──────── Recorded data ────────

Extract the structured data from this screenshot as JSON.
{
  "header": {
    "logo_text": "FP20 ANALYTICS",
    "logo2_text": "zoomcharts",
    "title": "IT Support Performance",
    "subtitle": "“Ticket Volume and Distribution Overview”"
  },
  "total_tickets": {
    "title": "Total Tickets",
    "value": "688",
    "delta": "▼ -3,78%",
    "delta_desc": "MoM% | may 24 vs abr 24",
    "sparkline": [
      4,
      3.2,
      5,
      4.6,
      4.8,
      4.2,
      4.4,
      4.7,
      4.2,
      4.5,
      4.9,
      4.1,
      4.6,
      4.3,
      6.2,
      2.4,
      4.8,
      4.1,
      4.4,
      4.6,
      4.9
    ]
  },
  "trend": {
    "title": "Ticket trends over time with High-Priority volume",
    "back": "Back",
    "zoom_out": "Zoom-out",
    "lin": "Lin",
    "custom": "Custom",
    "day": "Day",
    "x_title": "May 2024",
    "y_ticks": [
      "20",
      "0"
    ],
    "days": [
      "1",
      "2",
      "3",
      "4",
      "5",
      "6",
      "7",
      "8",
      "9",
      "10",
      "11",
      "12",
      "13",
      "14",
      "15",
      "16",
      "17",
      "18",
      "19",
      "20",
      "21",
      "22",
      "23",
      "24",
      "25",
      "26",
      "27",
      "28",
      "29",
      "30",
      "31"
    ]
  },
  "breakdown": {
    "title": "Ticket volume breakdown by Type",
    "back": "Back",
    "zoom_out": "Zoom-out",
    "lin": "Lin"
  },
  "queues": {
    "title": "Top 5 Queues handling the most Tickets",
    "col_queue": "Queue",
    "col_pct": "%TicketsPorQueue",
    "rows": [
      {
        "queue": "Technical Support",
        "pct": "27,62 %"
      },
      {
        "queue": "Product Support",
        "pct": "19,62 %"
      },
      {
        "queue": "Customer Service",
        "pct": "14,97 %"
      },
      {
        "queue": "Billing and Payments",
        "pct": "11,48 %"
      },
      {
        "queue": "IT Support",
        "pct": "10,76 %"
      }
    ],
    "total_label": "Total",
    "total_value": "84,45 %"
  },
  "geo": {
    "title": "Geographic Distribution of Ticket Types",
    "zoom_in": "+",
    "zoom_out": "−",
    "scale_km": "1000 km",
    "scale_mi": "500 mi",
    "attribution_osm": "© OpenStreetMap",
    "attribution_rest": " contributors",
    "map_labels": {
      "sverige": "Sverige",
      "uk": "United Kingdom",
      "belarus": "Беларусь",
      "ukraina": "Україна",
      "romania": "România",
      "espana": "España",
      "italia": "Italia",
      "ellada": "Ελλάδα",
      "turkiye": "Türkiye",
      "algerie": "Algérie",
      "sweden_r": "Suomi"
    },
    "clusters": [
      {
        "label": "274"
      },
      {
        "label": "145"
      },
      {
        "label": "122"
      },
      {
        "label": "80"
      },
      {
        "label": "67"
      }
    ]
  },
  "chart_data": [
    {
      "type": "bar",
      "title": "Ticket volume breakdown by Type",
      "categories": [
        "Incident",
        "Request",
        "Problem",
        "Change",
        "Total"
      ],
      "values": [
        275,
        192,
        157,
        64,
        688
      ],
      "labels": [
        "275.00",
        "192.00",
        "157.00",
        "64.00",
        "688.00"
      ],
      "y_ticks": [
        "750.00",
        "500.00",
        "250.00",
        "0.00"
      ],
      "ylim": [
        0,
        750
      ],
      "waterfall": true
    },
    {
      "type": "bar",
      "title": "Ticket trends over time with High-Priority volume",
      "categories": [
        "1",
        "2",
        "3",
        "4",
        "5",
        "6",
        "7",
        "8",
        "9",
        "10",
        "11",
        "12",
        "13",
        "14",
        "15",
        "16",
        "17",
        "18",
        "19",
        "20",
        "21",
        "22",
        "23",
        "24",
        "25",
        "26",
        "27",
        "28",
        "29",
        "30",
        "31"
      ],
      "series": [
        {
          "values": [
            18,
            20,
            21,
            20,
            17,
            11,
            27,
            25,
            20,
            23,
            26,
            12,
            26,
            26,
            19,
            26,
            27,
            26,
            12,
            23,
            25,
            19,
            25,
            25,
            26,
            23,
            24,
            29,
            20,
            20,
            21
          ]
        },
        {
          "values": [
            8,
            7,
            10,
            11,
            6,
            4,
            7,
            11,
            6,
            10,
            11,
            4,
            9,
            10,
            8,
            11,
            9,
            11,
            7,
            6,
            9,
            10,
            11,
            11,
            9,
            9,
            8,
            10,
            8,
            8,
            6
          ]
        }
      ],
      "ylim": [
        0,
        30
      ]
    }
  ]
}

────────
──────── Recorded data ────────

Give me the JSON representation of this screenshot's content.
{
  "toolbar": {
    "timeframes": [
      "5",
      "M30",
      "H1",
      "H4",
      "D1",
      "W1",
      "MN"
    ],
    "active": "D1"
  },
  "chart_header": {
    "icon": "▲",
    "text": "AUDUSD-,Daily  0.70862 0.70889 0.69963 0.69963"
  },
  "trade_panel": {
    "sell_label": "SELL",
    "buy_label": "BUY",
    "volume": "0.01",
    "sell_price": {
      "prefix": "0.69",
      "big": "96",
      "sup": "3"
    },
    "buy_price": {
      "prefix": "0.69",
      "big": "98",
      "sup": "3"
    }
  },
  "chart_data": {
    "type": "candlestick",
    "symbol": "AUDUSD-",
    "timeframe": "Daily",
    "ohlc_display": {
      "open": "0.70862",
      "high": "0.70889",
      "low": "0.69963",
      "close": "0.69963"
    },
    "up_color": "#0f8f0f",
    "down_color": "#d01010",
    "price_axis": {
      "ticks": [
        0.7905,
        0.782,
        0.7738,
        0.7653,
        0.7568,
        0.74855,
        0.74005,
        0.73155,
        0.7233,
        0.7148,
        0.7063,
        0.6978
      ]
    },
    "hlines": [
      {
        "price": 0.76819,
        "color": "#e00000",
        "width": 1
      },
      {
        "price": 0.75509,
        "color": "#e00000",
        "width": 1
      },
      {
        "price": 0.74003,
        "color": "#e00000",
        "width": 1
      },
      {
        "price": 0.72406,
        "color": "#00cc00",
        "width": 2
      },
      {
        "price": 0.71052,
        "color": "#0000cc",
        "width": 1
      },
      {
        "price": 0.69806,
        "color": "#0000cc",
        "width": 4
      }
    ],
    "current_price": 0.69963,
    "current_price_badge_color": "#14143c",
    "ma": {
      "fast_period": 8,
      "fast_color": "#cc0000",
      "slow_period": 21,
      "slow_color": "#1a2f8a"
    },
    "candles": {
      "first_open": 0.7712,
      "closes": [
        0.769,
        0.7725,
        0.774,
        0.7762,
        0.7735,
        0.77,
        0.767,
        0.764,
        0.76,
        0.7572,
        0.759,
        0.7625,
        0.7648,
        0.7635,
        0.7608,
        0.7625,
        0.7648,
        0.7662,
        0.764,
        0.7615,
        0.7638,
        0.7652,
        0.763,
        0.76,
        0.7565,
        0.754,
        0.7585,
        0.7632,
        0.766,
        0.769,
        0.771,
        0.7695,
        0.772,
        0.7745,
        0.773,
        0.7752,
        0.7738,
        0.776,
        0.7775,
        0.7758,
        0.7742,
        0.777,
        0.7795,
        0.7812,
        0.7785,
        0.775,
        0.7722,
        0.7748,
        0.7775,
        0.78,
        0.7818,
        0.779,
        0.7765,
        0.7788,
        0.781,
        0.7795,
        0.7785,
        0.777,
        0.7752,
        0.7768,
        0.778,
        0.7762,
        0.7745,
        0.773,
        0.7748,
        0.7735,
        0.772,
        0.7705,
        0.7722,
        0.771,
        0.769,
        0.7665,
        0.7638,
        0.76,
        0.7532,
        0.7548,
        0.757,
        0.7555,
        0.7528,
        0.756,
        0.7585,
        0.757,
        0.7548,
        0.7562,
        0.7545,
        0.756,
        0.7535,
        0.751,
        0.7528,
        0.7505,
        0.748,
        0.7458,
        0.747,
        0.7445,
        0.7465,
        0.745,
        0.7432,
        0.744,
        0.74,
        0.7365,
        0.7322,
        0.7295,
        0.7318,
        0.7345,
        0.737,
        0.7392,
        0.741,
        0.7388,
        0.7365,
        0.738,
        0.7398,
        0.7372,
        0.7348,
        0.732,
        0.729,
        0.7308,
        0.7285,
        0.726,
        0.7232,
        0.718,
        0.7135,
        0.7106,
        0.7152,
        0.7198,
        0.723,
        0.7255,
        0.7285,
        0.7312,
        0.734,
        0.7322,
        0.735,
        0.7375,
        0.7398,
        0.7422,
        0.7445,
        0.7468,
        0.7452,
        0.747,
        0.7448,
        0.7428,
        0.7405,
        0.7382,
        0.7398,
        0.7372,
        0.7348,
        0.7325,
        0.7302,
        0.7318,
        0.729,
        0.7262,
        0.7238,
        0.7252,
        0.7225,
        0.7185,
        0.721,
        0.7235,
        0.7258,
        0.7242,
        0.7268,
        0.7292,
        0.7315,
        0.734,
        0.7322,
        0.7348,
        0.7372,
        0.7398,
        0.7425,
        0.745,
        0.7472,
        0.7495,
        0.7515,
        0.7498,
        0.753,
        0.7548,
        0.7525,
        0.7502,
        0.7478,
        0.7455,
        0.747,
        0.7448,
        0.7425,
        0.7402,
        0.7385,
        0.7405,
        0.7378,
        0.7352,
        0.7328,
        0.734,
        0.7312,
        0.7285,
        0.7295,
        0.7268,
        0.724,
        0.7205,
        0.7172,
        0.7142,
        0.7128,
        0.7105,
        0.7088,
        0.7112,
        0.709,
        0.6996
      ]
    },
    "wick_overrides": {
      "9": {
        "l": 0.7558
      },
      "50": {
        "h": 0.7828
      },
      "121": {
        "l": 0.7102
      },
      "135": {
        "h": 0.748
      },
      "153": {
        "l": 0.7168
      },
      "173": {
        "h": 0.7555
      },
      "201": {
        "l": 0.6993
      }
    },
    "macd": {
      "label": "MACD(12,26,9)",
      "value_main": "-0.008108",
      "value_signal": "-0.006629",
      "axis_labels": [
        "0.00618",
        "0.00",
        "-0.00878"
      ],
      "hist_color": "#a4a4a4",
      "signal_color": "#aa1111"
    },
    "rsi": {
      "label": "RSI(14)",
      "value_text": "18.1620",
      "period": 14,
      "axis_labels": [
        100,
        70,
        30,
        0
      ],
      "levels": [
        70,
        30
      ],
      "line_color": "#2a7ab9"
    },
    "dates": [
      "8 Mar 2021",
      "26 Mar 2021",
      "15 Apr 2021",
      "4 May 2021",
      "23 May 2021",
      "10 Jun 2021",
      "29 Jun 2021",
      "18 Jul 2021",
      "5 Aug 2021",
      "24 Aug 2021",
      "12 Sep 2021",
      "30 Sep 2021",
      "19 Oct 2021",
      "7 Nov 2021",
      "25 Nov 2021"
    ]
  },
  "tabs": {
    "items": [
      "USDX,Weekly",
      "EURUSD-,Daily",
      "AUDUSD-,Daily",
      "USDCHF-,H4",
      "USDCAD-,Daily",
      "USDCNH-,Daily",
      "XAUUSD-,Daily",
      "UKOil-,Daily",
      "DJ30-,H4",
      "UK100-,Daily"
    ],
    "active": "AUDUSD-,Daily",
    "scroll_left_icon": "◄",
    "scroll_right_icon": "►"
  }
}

────────

◆ Challenge: Within the material above, find the lines that contain the word "Priority"; copy them.

◆ Answer in full:
    "title": "Ticket trends over time with High-Priority volume",
      "title": "Ticket trends over time with High-Priority volume",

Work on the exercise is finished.